[Records from a collection]
........
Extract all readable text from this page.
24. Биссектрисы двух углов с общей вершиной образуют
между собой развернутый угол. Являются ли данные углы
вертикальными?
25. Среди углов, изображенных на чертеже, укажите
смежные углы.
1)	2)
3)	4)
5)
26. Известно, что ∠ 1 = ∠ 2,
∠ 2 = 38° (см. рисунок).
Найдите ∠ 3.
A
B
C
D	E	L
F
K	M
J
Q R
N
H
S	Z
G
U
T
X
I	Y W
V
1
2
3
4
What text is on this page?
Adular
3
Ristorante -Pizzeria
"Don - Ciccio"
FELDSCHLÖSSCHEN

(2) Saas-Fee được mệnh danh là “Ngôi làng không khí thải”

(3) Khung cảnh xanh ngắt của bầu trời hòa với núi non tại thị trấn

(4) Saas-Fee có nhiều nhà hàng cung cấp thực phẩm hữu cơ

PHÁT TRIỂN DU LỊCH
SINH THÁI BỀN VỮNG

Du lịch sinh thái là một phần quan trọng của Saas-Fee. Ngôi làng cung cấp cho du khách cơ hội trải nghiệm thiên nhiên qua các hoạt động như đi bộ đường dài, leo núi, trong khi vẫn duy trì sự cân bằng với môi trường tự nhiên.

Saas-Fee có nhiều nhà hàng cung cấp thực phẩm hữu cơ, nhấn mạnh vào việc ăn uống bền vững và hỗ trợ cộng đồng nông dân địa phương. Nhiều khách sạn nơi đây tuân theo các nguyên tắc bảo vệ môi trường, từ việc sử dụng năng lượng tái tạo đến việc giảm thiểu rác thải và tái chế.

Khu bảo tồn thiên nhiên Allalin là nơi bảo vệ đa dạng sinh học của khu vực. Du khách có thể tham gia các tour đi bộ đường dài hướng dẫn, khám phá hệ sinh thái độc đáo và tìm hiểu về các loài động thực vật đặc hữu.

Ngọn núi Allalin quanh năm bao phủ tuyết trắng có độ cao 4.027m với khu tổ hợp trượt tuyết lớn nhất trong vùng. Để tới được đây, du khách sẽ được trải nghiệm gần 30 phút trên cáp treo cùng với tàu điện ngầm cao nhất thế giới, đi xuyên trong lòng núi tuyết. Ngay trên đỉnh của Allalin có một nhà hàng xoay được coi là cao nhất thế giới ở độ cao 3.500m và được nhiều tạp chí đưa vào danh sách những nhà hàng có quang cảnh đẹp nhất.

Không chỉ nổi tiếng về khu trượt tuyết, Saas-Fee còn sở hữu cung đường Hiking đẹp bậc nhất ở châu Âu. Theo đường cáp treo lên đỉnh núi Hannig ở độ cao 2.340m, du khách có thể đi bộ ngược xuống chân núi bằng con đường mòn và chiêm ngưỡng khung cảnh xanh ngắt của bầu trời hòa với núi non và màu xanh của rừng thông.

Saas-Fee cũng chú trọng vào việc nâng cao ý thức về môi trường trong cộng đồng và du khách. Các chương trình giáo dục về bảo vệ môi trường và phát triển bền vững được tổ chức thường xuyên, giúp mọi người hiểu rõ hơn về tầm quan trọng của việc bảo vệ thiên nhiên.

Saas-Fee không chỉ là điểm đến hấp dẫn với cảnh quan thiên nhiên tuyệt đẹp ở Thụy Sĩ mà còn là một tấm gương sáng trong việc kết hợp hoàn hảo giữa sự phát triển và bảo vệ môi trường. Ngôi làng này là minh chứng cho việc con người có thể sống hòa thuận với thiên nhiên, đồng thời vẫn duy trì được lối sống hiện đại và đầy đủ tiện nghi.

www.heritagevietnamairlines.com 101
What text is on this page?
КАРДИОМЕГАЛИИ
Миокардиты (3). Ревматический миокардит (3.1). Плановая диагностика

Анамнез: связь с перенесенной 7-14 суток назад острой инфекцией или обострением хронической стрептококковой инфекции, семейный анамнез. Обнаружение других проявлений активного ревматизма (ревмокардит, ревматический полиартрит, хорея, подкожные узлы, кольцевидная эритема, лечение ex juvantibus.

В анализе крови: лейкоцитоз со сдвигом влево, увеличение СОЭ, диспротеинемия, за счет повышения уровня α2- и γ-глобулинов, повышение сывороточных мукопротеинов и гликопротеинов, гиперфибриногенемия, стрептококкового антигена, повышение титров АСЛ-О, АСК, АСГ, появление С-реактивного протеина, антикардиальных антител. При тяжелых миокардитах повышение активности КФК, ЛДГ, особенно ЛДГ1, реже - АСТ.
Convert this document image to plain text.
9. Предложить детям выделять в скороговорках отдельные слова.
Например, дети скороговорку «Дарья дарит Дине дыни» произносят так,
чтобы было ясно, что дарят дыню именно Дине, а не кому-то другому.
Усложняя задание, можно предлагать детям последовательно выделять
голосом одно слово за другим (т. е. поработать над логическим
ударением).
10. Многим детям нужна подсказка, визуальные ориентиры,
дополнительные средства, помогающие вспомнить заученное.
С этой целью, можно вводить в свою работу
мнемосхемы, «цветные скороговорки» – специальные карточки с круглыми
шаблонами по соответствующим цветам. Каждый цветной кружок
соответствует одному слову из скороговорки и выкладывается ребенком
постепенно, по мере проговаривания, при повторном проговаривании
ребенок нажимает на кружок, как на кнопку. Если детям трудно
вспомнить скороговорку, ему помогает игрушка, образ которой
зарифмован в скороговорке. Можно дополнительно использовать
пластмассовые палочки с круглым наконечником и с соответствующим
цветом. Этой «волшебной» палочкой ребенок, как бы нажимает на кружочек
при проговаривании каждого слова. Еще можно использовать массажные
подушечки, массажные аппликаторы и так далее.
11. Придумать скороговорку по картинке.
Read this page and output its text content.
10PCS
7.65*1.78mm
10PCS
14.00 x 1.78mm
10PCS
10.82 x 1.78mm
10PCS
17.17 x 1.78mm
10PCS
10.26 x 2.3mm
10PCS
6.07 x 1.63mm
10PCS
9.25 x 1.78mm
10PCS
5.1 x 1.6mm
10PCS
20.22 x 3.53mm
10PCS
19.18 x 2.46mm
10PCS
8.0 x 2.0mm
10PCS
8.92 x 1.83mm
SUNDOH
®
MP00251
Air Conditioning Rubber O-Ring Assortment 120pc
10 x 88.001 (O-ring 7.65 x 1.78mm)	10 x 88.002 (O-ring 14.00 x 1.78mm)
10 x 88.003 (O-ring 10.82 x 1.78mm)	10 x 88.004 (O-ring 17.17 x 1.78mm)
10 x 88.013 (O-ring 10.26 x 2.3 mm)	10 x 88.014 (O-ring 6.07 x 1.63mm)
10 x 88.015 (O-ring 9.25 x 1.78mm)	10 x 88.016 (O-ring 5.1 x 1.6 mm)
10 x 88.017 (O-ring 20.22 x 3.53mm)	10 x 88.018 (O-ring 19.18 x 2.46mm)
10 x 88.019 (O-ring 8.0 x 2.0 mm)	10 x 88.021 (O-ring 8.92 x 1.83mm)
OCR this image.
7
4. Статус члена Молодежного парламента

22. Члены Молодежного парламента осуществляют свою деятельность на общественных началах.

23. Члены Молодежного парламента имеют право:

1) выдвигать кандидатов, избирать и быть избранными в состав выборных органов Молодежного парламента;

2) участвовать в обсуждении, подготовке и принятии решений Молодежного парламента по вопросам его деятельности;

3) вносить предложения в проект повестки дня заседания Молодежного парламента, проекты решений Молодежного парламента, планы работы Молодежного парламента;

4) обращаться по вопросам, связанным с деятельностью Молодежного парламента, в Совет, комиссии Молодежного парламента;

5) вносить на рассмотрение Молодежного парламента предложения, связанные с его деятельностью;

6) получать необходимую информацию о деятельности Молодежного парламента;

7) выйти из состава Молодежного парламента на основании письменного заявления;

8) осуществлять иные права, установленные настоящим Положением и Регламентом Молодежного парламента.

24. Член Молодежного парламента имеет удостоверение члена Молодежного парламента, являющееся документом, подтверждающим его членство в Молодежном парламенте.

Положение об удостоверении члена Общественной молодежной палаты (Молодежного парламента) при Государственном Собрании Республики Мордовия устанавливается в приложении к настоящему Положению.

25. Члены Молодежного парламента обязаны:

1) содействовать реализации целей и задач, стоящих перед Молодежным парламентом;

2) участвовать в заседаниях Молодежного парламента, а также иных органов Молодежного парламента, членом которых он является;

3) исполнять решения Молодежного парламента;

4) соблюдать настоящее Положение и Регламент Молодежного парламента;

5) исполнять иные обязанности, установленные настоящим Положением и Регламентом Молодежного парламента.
........
WRITTEN EXERCISE.
Tally the lines in this data that hold the word "слова" and state only the count.

OUTPUT.
2